#### [Your objective]
Find the lines holding the string "this" in the data, then copy all of them.

#### [Material to process]

____________________

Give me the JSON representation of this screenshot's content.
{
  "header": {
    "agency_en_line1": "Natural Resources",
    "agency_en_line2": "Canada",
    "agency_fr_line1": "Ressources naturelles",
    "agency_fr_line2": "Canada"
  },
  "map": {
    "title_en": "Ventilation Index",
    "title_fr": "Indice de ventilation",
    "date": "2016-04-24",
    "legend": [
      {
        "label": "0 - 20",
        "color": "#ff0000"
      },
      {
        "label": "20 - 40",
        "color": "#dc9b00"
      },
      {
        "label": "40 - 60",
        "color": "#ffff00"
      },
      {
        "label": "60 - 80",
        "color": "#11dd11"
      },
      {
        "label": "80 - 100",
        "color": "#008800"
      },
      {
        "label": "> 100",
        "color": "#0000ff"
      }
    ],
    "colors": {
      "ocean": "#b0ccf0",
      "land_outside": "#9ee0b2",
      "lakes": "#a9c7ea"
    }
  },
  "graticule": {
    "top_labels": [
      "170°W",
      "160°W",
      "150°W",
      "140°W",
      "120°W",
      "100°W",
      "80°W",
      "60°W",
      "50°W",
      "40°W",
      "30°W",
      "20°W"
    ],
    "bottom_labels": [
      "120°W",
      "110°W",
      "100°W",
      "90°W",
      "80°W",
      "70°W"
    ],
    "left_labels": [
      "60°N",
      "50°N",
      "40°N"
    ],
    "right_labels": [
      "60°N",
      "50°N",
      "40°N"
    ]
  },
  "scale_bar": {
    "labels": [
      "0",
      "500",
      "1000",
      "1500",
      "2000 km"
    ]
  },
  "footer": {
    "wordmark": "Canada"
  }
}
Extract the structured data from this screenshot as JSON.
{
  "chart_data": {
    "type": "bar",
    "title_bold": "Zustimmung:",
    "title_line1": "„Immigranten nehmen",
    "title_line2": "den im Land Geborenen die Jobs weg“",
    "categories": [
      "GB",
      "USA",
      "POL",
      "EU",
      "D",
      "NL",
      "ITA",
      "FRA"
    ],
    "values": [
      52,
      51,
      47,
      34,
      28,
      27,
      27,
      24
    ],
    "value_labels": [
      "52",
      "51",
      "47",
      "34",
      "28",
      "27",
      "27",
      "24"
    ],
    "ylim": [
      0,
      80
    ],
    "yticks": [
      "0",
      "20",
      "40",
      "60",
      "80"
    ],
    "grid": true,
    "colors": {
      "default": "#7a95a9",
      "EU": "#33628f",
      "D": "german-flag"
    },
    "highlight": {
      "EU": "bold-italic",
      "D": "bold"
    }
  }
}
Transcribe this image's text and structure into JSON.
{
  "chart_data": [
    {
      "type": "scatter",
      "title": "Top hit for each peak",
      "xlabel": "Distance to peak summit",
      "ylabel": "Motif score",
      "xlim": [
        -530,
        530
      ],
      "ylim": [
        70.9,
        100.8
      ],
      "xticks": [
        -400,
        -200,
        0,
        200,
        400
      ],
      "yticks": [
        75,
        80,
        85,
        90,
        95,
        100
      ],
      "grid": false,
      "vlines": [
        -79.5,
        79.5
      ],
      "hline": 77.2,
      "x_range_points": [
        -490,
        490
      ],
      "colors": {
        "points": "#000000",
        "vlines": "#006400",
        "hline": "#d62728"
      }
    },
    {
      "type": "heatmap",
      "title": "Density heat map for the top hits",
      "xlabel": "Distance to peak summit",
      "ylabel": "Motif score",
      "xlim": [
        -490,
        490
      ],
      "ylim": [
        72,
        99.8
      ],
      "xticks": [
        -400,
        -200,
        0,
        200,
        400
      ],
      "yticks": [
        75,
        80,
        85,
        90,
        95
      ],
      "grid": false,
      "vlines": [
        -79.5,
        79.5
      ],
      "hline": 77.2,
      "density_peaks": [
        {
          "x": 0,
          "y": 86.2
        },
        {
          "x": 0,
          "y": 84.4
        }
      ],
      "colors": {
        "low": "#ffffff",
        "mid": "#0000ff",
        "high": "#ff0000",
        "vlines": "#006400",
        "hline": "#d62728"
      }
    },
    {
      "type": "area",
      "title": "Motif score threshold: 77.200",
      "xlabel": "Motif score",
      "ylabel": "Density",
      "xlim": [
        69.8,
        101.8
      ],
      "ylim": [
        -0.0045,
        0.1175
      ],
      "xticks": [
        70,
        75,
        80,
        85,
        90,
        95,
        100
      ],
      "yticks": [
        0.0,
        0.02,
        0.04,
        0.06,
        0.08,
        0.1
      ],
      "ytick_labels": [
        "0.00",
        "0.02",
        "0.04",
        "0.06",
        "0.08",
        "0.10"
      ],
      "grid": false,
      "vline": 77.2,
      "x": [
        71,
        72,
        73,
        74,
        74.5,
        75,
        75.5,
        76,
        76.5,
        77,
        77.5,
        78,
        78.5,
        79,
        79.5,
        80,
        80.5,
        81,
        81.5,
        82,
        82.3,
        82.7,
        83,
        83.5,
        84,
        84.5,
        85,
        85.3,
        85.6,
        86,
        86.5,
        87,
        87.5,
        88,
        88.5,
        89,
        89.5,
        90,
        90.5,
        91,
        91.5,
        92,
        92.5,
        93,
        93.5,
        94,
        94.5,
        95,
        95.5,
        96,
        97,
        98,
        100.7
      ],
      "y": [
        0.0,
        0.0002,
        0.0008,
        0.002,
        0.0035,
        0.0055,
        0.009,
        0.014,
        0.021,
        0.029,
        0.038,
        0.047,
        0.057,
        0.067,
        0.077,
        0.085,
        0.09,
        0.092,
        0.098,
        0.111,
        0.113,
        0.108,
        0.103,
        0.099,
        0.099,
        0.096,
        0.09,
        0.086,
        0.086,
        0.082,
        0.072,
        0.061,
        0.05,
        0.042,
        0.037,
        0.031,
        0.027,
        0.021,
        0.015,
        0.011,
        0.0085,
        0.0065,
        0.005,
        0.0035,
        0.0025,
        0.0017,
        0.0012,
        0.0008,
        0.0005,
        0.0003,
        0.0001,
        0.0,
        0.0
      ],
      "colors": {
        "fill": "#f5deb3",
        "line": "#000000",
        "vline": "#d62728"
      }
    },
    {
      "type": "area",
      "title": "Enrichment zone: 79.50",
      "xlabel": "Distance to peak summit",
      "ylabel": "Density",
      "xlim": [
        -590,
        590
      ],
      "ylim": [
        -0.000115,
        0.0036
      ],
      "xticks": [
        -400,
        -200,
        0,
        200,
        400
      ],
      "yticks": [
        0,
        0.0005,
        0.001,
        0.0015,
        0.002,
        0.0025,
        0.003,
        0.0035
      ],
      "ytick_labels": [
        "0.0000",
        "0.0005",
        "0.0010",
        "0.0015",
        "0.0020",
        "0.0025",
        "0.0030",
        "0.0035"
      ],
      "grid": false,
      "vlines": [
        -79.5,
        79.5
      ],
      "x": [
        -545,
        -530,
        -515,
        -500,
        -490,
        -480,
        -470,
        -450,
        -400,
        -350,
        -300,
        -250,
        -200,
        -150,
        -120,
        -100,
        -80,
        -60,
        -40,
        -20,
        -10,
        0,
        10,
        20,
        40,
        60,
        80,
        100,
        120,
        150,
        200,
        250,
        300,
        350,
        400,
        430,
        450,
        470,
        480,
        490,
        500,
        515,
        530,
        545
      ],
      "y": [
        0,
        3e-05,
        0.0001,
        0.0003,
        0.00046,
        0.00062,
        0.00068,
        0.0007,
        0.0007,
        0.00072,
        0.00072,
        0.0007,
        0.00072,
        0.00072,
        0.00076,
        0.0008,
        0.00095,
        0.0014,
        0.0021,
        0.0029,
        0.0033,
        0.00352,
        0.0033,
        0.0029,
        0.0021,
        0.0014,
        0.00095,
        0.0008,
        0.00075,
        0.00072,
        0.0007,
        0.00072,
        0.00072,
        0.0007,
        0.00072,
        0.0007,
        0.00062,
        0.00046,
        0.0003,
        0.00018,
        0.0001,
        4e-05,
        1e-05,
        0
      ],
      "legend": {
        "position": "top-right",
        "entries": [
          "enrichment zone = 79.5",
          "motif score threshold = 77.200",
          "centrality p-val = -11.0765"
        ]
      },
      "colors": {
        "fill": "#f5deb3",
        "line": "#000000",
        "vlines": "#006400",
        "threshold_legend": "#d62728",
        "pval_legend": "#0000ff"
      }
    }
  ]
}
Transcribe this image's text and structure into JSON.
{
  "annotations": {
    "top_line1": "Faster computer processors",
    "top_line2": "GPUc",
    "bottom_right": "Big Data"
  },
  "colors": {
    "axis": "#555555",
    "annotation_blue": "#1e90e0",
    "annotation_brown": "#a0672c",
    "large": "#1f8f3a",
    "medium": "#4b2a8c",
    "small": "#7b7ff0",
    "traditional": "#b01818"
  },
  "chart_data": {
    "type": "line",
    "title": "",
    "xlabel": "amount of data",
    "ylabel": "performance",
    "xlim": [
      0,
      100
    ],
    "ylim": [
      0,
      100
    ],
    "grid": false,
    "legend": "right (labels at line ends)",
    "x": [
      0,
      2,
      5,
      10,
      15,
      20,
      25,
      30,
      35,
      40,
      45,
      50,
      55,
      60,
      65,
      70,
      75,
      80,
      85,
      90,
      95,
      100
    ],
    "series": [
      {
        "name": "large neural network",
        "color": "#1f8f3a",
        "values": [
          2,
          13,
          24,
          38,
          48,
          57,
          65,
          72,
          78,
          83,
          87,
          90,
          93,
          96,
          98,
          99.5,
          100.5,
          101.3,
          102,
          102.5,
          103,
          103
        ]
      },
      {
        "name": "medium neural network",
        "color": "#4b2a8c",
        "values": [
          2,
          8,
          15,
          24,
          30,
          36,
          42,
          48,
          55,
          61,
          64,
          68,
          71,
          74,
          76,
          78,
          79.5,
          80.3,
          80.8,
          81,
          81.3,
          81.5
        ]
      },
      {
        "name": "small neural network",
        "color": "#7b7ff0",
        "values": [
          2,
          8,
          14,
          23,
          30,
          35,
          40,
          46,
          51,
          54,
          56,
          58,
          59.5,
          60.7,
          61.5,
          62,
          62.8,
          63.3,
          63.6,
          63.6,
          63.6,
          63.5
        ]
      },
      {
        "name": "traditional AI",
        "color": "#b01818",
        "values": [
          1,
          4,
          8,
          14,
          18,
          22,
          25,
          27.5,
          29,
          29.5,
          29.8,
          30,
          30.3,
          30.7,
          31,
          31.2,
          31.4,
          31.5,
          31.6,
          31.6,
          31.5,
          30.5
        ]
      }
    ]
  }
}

____________________

#### [Complete answer]
Give me the JSON representation of this screenshot's content.
Extract the structured data from this screenshot as JSON.
Transcribe this image's text and structure into JSON.
Transcribe this image's text and structure into JSON.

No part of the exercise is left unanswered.